* **Requirement**: Print every entry word for word, but omit the pictures.

* **Excerpted records**:
_ _ _ _ _
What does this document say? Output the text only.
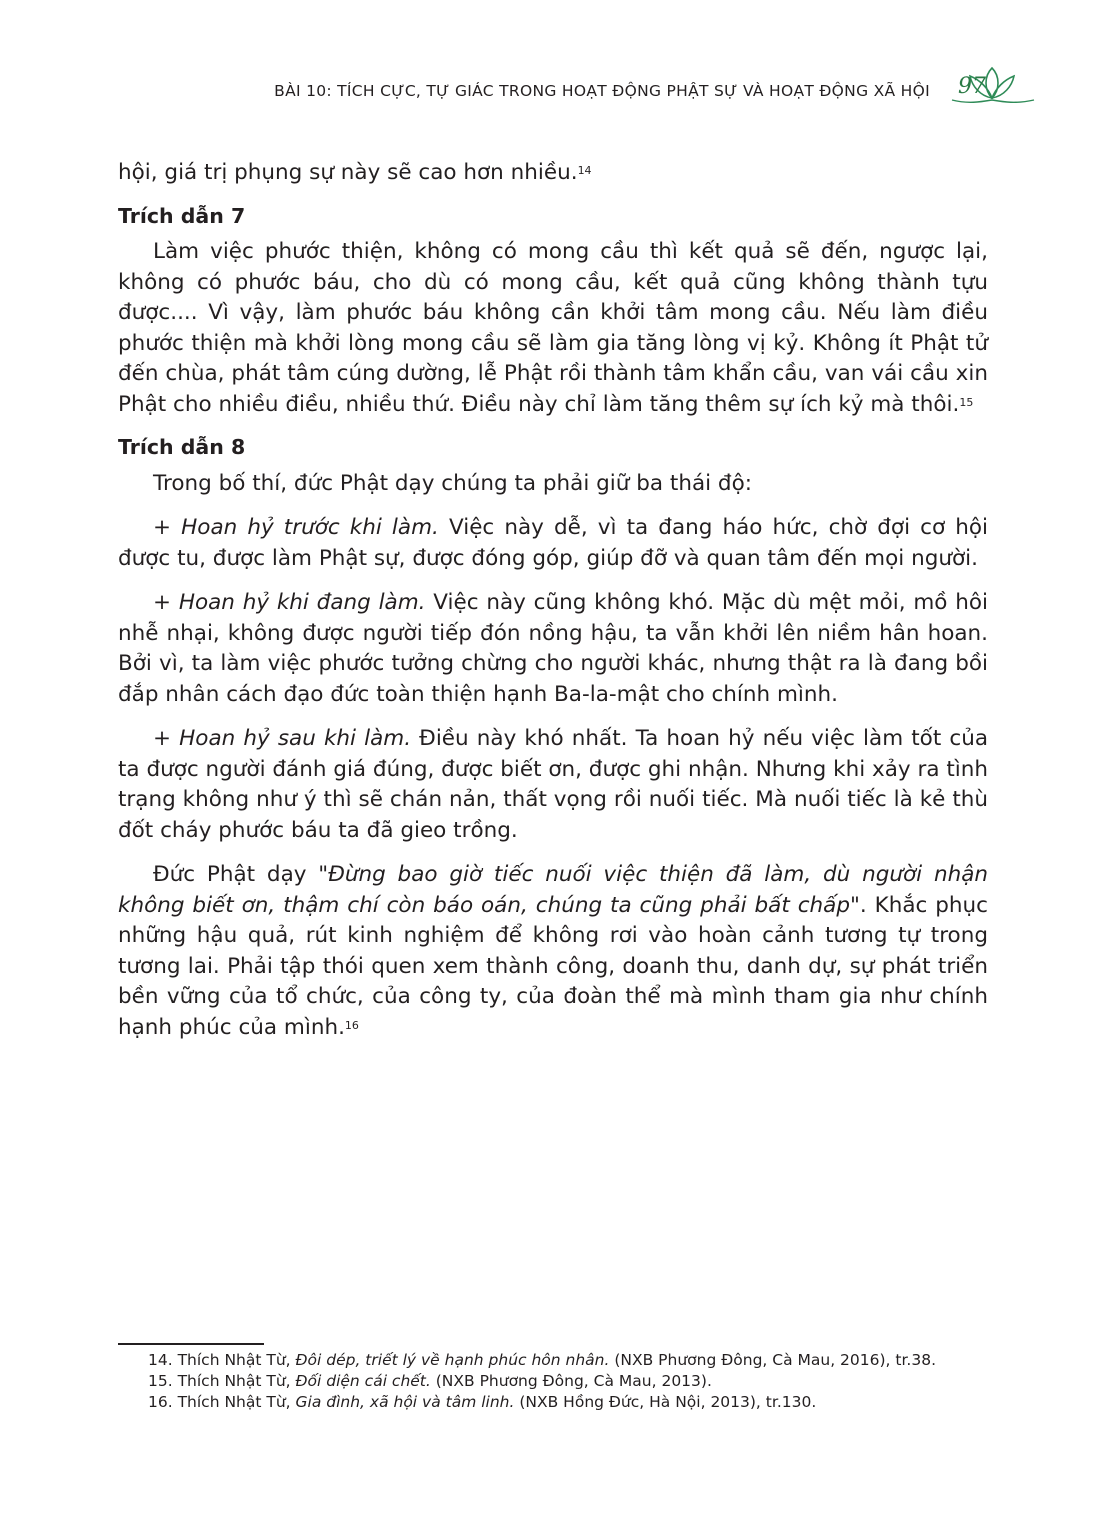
BÀI 10: TÍCH CỰC, TỰ GIÁC TRONG HOẠT ĐỘNG PHẬT SỰ VÀ HOẠT ĐỘNG XÃ HỘI 97

hội, giá trị phụng sự này sẽ cao hơn nhiều.$^{14}$

Trích dẫn 7

Làm việc phước thiện, không có mong cầu thì kết quả sẽ đến, ngược lại, không có phước báu, cho dù có mong cầu, kết quả cũng không thành tựu được.... Vì vậy, làm phước báu không cần khởi tâm mong cầu. Nếu làm điều phước thiện mà khởi lòng mong cầu sẽ làm gia tăng lòng vị kỷ. Không ít Phật tử đến chùa, phát tâm cúng dường, lễ Phật rồi thành tâm khẩn cầu, van vái cầu xin Phật cho nhiều điều, nhiều thứ. Điều này chỉ làm tăng thêm sự ích kỷ mà thôi.$^{15}$

Trích dẫn 8

Trong bố thí, đức Phật dạy chúng ta phải giữ ba thái độ:

+ Hoan hỷ trước khi làm. Việc này dễ, vì ta đang háo hức, chờ đợi cơ hội được tu, được làm Phật sự, được đóng góp, giúp đỡ và quan tâm đến mọi người.

+ Hoan hỷ khi đang làm. Việc này cũng không khó. Mặc dù mệt mỏi, mồ hôi nhễ nhại, không được người tiếp đón nồng hậu, ta vẫn khởi lên niềm hân hoan. Bởi vì, ta làm việc phước tưởng chừng cho người khác, nhưng thật ra là đang bồi đắp nhân cách đạo đức toàn thiện hạnh Ba-la-mật cho chính mình.

+ Hoan hỷ sau khi làm. Điều này khó nhất. Ta hoan hỷ nếu việc làm tốt của ta được người đánh giá đúng, được biết ơn, được ghi nhận. Nhưng khi xảy ra tình trạng không như ý thì sẽ chán nản, thất vọng rồi nuối tiếc. Mà nuối tiếc là kẻ thù đốt cháy phước báu ta đã gieo trồng.

Đức Phật dạy "Đừng bao giờ tiếc nuối việc thiện đã làm, dù người nhận không biết ơn, thậm chí còn báo oán, chúng ta cũng phải bất chấp". Khắc phục những hậu quả, rút kinh nghiệm để không rơi vào hoàn cảnh tương tự trong tương lai. Phải tập thói quen xem thành công, doanh thu, danh dự, sự phát triển bền vững của tổ chức, của công ty, của đoàn thể mà mình tham gia như chính hạnh phúc của mình.$^{16}$

14. Thích Nhật Từ, Đôi dép, triết lý về hạnh phúc hôn nhân. (NXB Phương Đông, Cà Mau, 2016), tr.38.

15. Thích Nhật Từ, Đối diện cái chết. (NXB Phương Đông, Cà Mau, 2013).

16. Thích Nhật Từ, Gia đình, xã hội và tâm linh. (NXB Hồng Đức, Hà Nội, 2013), tr.130.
_ _ _ _ _
* **Result below**:
What does this document say? Output the text only.
BÀI 10: TÍCH CỰC, TỰ GIÁC TRONG HOẠT ĐỘNG PHẬT SỰ VÀ HOẠT ĐỘNG XÃ HỘI 97

hội, giá trị phụng sự này sẽ cao hơn nhiều.$^{14}$

Trích dẫn 7

Làm việc phước thiện, không có mong cầu thì kết quả sẽ đến, ngược lại, không có phước báu, cho dù có mong cầu, kết quả cũng không thành tựu được.... Vì vậy, làm phước báu không cần khởi tâm mong cầu. Nếu làm điều phước thiện mà khởi lòng mong cầu sẽ làm gia tăng lòng vị kỷ. Không ít Phật tử đến chùa, phát tâm cúng dường, lễ Phật rồi thành tâm khẩn cầu, van vái cầu xin Phật cho nhiều điều, nhiều thứ. Điều này chỉ làm tăng thêm sự ích kỷ mà thôi.$^{15}$

Trích dẫn 8

Trong bố thí, đức Phật dạy chúng ta phải giữ ba thái độ:

+ Hoan hỷ trước khi làm. Việc này dễ, vì ta đang háo hức, chờ đợi cơ hội được tu, được làm Phật sự, được đóng góp, giúp đỡ và quan tâm đến mọi người.

+ Hoan hỷ khi đang làm. Việc này cũng không khó. Mặc dù mệt mỏi, mồ hôi nhễ nhại, không được người tiếp đón nồng hậu, ta vẫn khởi lên niềm hân hoan. Bởi vì, ta làm việc phước tưởng chừng cho người khác, nhưng thật ra là đang bồi đắp nhân cách đạo đức toàn thiện hạnh Ba-la-mật cho chính mình.

+ Hoan hỷ sau khi làm. Điều này khó nhất. Ta hoan hỷ nếu việc làm tốt của ta được người đánh giá đúng, được biết ơn, được ghi nhận. Nhưng khi xảy ra tình trạng không như ý thì sẽ chán nản, thất vọng rồi nuối tiếc. Mà nuối tiếc là kẻ thù đốt cháy phước báu ta đã gieo trồng.

Đức Phật dạy "Đừng bao giờ tiếc nuối việc thiện đã làm, dù người nhận không biết ơn, thậm chí còn báo oán, chúng ta cũng phải bất chấp". Khắc phục những hậu quả, rút kinh nghiệm để không rơi vào hoàn cảnh tương tự trong tương lai. Phải tập thói quen xem thành công, doanh thu, danh dự, sự phát triển bền vững của tổ chức, của công ty, của đoàn thể mà mình tham gia như chính hạnh phúc của mình.$^{16}$

14. Thích Nhật Từ, Đôi dép, triết lý về hạnh phúc hôn nhân. (NXB Phương Đông, Cà Mau, 2016), tr.38.

15. Thích Nhật Từ, Đối diện cái chết. (NXB Phương Đông, Cà Mau, 2013).

16. Thích Nhật Từ, Gia đình, xã hội và tâm linh. (NXB Hồng Đức, Hà Nội, 2013), tr.130.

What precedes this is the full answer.